* [Records for processing]:

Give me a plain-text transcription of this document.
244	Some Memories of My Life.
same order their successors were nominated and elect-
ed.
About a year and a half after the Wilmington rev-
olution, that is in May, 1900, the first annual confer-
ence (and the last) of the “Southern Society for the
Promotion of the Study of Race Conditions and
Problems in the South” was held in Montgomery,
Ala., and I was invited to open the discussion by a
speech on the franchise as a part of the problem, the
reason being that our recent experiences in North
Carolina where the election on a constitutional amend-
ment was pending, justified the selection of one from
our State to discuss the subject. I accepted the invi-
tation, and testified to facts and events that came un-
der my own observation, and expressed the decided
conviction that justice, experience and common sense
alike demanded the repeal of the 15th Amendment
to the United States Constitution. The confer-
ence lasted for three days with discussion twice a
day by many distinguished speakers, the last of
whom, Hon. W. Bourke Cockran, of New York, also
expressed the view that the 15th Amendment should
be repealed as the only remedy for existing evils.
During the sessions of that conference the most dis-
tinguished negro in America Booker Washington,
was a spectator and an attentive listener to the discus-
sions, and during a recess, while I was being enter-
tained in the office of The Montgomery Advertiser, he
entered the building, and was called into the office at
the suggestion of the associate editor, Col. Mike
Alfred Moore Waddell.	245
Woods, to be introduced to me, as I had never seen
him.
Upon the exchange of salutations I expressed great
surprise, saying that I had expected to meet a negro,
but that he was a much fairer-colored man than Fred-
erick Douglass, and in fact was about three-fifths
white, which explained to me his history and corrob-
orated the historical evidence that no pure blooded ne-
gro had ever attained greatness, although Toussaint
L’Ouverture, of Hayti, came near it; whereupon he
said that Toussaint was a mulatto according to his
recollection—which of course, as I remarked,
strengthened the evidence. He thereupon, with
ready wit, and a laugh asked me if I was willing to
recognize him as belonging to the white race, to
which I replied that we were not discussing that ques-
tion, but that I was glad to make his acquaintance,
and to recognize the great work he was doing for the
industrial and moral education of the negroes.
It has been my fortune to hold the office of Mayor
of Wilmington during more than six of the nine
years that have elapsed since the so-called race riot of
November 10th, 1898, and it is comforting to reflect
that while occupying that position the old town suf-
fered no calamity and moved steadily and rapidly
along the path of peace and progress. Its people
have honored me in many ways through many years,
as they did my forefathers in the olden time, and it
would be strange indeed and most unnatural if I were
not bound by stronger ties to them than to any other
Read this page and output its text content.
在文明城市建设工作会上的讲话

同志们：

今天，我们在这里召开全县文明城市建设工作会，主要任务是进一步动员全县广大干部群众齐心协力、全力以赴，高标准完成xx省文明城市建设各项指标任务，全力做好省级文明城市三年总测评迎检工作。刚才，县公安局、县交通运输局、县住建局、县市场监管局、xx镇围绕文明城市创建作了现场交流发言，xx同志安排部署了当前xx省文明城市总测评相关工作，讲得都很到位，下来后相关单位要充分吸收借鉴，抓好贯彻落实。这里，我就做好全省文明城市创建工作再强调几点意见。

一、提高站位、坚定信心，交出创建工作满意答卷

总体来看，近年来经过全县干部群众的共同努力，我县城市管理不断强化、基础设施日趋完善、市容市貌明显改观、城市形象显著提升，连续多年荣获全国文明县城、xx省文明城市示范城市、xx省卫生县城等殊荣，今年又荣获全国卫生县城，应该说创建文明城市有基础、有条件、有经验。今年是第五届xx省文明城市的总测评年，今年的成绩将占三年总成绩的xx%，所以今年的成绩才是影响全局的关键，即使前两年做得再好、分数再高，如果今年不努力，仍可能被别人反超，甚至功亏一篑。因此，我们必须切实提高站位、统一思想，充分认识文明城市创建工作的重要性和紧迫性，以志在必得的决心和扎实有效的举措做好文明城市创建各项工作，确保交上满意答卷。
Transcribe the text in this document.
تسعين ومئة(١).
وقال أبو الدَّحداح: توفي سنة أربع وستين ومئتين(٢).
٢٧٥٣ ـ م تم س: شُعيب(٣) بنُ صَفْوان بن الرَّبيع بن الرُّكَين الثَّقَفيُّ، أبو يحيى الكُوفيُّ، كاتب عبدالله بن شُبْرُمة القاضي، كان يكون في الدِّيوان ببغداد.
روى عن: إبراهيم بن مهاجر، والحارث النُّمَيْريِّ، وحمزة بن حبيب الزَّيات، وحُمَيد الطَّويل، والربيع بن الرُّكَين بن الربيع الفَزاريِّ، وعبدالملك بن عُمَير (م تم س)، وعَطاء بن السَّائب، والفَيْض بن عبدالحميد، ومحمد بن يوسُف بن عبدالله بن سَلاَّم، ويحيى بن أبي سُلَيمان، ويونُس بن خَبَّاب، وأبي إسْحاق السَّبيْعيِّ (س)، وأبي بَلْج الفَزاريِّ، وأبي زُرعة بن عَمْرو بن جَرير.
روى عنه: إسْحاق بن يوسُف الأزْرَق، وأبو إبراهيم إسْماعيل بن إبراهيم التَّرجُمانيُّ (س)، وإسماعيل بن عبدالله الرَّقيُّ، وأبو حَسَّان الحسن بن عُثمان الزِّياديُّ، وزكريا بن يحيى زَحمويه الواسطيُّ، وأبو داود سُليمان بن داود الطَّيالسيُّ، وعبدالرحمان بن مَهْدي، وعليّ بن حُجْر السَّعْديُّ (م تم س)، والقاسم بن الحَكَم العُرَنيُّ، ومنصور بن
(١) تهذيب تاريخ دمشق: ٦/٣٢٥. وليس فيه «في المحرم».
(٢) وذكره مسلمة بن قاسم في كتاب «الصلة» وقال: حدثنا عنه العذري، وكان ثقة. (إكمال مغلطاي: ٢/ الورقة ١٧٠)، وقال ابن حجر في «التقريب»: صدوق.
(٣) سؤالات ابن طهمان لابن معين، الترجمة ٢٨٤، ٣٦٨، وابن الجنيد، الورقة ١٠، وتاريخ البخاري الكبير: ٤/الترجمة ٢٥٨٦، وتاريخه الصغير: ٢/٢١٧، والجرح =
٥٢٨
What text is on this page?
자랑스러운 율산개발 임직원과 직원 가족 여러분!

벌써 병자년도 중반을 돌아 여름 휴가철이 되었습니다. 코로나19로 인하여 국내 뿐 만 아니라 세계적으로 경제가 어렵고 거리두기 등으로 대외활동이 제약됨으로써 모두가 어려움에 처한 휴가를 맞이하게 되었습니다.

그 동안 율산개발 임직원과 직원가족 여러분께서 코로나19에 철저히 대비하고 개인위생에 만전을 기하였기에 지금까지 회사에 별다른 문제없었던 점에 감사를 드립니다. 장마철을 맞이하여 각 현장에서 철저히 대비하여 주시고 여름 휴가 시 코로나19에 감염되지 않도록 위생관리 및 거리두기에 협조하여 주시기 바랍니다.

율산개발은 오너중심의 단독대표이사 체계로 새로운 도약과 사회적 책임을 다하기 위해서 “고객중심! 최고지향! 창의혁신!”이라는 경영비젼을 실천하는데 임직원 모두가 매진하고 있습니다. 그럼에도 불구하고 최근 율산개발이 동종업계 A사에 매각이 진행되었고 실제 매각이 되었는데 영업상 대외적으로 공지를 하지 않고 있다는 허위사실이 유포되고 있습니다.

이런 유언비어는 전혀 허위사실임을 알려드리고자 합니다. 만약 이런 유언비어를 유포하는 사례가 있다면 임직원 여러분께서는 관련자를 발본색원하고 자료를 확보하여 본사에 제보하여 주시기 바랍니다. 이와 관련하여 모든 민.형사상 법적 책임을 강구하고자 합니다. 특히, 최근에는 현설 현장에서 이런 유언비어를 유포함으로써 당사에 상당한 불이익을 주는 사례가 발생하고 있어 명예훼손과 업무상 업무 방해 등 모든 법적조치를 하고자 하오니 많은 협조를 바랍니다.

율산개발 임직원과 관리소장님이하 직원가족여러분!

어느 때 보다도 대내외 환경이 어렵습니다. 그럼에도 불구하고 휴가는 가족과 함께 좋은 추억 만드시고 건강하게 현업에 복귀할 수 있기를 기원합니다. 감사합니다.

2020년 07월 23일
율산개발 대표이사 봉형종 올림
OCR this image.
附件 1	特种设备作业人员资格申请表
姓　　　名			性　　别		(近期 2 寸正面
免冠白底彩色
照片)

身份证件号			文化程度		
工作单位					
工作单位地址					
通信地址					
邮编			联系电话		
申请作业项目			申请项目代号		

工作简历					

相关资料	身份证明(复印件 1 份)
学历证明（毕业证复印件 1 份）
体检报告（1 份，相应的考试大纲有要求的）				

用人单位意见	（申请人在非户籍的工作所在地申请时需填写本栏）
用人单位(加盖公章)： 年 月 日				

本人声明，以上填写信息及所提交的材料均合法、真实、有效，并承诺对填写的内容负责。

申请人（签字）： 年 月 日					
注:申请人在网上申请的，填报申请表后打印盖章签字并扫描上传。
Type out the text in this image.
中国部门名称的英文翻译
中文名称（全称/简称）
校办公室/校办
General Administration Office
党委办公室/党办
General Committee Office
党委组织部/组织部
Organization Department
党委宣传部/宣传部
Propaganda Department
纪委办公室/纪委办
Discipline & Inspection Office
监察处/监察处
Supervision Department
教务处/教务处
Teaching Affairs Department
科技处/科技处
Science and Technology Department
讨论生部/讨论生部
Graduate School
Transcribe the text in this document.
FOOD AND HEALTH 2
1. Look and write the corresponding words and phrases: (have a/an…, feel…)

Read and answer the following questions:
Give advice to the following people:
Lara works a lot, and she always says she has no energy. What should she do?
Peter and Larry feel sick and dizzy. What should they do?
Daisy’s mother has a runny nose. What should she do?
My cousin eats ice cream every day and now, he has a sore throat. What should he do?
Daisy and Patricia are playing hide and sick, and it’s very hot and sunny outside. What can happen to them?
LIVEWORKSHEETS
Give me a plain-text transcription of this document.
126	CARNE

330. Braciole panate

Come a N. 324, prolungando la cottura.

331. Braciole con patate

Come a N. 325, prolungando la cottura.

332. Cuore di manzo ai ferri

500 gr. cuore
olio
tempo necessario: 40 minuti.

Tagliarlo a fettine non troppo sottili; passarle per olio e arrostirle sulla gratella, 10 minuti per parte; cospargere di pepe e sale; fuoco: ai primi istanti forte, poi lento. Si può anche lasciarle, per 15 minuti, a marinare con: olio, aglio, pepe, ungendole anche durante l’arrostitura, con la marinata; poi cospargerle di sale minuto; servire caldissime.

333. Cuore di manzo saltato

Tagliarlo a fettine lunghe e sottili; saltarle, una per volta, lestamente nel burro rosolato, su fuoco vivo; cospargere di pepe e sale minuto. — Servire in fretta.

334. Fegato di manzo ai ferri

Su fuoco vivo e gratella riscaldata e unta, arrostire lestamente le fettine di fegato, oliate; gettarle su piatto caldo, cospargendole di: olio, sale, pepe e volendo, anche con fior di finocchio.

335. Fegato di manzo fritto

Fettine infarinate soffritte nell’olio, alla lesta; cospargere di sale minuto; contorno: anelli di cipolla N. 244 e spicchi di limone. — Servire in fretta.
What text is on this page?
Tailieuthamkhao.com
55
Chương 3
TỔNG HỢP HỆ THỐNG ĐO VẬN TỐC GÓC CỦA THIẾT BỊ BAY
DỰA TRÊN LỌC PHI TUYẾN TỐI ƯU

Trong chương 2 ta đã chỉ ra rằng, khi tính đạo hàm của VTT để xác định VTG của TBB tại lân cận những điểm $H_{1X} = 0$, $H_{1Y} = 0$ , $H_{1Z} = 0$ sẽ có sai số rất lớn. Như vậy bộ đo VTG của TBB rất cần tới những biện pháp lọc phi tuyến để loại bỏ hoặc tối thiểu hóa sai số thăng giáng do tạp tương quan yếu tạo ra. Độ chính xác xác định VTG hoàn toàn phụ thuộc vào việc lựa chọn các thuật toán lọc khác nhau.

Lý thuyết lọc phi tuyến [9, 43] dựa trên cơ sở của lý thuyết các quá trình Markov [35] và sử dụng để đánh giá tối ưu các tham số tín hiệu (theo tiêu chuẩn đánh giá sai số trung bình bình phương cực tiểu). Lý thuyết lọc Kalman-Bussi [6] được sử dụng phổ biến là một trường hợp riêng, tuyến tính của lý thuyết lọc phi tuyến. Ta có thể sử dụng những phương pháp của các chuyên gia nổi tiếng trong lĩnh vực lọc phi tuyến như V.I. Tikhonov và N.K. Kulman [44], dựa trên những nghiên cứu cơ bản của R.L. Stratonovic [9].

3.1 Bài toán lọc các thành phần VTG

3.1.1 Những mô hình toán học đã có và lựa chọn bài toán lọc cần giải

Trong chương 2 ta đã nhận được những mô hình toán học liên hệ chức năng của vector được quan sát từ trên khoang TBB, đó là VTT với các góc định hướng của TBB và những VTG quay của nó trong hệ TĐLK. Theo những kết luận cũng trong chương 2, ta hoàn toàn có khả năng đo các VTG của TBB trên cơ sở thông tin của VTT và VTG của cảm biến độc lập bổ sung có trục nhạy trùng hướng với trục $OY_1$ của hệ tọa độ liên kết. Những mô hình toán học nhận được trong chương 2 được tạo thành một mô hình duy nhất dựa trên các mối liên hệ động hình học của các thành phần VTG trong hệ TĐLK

* [Job]: Answer with one number: how many lines of the entries above include the word "Tagliarlo".

* [Right answer]: 2